SET PROBLEM:
Gather all lines in the entries below that include the word "review".

DATASET RECORDS:

════════════════

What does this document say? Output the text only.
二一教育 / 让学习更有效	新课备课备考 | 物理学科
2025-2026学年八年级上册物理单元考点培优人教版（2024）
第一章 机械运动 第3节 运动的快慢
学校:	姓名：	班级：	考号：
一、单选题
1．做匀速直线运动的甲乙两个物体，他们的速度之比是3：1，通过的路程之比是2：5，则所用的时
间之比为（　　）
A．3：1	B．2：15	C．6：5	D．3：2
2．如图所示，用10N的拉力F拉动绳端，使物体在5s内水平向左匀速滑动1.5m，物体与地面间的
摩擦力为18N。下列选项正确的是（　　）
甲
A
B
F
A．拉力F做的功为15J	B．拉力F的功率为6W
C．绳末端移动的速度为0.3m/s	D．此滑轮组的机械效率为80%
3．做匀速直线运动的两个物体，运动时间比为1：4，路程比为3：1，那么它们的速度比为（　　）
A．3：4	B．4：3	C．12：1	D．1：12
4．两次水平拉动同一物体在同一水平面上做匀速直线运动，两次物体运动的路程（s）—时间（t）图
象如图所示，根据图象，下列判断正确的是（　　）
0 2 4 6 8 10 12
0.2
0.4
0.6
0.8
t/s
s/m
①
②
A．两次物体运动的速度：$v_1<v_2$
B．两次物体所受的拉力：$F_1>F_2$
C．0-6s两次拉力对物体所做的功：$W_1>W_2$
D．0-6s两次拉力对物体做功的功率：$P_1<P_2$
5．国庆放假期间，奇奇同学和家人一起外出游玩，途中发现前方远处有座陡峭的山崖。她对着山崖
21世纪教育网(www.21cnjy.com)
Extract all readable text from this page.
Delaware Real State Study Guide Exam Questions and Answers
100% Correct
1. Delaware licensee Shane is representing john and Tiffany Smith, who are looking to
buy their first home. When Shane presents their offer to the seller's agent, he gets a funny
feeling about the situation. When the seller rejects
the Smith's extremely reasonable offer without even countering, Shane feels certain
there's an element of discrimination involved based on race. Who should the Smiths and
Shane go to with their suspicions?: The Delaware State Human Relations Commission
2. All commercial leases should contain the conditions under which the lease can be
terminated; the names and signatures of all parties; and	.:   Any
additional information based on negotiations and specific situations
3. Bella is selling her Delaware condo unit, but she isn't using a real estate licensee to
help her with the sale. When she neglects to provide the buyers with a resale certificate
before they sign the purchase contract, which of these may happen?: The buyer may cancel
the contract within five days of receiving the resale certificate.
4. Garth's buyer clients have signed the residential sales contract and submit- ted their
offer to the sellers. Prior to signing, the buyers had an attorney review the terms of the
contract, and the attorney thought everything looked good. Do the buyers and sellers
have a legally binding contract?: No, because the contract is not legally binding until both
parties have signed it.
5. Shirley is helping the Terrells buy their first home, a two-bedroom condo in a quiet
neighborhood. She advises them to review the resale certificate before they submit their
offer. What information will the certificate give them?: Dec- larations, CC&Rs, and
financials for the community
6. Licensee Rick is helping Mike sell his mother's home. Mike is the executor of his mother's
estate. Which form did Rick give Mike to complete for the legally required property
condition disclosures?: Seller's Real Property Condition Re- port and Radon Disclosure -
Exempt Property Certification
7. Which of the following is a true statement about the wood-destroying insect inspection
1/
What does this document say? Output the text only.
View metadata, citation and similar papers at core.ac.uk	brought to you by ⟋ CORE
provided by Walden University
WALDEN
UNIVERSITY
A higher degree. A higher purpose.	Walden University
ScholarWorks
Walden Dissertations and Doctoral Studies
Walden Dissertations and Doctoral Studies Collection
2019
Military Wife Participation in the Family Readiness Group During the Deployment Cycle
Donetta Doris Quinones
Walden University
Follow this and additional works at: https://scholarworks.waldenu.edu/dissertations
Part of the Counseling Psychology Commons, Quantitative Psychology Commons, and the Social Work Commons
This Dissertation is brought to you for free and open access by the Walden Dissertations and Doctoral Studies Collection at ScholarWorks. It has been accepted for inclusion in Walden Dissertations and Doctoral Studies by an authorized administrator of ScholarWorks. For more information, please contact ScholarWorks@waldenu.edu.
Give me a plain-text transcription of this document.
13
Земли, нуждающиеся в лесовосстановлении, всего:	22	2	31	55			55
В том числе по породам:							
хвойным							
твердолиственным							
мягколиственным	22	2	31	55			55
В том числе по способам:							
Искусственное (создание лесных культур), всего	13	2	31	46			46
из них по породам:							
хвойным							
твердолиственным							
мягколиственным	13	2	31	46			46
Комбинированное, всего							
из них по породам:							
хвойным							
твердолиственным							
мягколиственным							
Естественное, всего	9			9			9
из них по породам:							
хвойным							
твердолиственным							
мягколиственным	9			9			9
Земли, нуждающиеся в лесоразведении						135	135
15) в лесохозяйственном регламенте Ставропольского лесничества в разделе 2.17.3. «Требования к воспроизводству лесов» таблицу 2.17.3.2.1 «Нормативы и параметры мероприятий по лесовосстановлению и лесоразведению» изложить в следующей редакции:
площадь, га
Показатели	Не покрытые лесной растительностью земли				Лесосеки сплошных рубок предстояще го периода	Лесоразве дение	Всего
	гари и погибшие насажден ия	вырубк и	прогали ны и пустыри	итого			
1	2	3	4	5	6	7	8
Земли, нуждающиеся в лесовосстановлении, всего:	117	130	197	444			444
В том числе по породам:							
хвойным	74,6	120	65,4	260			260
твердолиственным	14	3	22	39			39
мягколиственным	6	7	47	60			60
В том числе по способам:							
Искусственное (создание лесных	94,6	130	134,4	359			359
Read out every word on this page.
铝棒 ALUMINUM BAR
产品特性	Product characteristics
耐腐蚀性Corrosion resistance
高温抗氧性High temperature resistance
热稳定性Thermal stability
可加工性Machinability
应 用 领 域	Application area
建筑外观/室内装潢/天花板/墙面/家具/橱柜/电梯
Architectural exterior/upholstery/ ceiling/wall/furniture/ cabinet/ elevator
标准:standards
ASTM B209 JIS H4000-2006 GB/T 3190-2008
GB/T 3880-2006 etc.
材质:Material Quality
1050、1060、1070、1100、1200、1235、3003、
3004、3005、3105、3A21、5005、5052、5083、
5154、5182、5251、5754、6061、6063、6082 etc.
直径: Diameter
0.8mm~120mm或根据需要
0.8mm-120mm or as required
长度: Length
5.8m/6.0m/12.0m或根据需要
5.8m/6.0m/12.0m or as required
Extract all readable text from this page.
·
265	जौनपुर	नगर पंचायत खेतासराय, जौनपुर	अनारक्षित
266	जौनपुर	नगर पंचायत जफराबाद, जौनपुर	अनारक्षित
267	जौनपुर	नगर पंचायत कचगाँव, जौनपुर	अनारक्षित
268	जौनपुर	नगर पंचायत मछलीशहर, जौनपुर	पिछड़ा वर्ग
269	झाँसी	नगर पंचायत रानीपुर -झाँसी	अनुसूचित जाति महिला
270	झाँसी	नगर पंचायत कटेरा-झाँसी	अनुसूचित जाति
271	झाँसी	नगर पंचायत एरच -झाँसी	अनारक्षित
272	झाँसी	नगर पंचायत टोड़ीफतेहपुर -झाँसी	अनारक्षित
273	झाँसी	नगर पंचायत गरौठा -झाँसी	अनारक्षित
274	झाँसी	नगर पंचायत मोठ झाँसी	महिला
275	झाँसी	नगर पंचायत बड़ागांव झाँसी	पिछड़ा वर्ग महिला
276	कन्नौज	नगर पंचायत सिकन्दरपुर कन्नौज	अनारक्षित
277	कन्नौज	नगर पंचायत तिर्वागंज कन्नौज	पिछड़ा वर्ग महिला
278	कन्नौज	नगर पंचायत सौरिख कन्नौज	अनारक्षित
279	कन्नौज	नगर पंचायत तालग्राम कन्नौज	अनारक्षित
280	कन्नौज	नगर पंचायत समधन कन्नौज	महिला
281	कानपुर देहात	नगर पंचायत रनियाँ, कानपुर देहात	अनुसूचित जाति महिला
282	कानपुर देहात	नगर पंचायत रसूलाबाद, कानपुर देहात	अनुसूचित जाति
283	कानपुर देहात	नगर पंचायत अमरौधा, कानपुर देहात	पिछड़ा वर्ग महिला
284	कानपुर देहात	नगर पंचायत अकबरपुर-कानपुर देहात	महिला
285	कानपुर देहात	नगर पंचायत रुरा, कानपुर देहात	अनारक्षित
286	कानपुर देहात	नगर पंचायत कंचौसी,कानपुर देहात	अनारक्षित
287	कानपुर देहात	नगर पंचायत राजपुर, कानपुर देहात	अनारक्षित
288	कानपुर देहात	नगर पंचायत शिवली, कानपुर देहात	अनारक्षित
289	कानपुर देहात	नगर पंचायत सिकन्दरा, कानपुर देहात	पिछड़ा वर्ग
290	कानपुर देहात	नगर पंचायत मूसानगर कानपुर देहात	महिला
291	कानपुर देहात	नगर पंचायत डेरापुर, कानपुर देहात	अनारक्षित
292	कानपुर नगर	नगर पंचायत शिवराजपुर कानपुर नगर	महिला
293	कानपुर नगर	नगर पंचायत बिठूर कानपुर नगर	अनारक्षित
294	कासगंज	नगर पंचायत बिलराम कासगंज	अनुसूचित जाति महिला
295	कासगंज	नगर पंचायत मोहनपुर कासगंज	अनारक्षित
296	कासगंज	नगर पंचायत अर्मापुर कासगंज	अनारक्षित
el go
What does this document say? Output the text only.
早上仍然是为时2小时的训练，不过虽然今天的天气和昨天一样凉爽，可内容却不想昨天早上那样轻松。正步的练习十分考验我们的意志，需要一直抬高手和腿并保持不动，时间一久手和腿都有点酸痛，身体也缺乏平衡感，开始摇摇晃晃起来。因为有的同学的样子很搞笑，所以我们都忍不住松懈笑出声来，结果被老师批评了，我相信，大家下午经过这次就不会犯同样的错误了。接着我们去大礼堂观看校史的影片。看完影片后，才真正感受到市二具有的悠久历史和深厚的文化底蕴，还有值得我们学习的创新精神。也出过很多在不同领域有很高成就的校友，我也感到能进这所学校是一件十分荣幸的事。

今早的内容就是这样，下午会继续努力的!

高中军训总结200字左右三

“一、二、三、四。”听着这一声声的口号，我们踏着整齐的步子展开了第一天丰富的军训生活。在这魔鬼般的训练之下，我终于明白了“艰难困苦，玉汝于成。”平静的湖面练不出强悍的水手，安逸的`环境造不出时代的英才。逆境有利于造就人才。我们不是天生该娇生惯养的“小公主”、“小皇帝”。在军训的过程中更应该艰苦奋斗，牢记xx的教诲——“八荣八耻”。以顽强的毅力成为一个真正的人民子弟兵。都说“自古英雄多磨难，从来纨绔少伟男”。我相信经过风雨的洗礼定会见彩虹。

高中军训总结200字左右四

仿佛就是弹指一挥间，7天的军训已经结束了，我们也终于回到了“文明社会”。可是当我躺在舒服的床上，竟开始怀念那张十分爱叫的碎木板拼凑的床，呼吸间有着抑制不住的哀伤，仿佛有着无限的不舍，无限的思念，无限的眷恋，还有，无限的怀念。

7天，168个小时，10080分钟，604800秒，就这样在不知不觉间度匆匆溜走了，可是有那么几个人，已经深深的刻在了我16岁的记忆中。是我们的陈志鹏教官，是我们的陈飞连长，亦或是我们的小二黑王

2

════════════════

WRITTEN SOLUTION:
offer to the sellers. Prior to signing, the buyers had an attorney review the terms of the
neighborhood. She advises them to review the resale certificate before they submit their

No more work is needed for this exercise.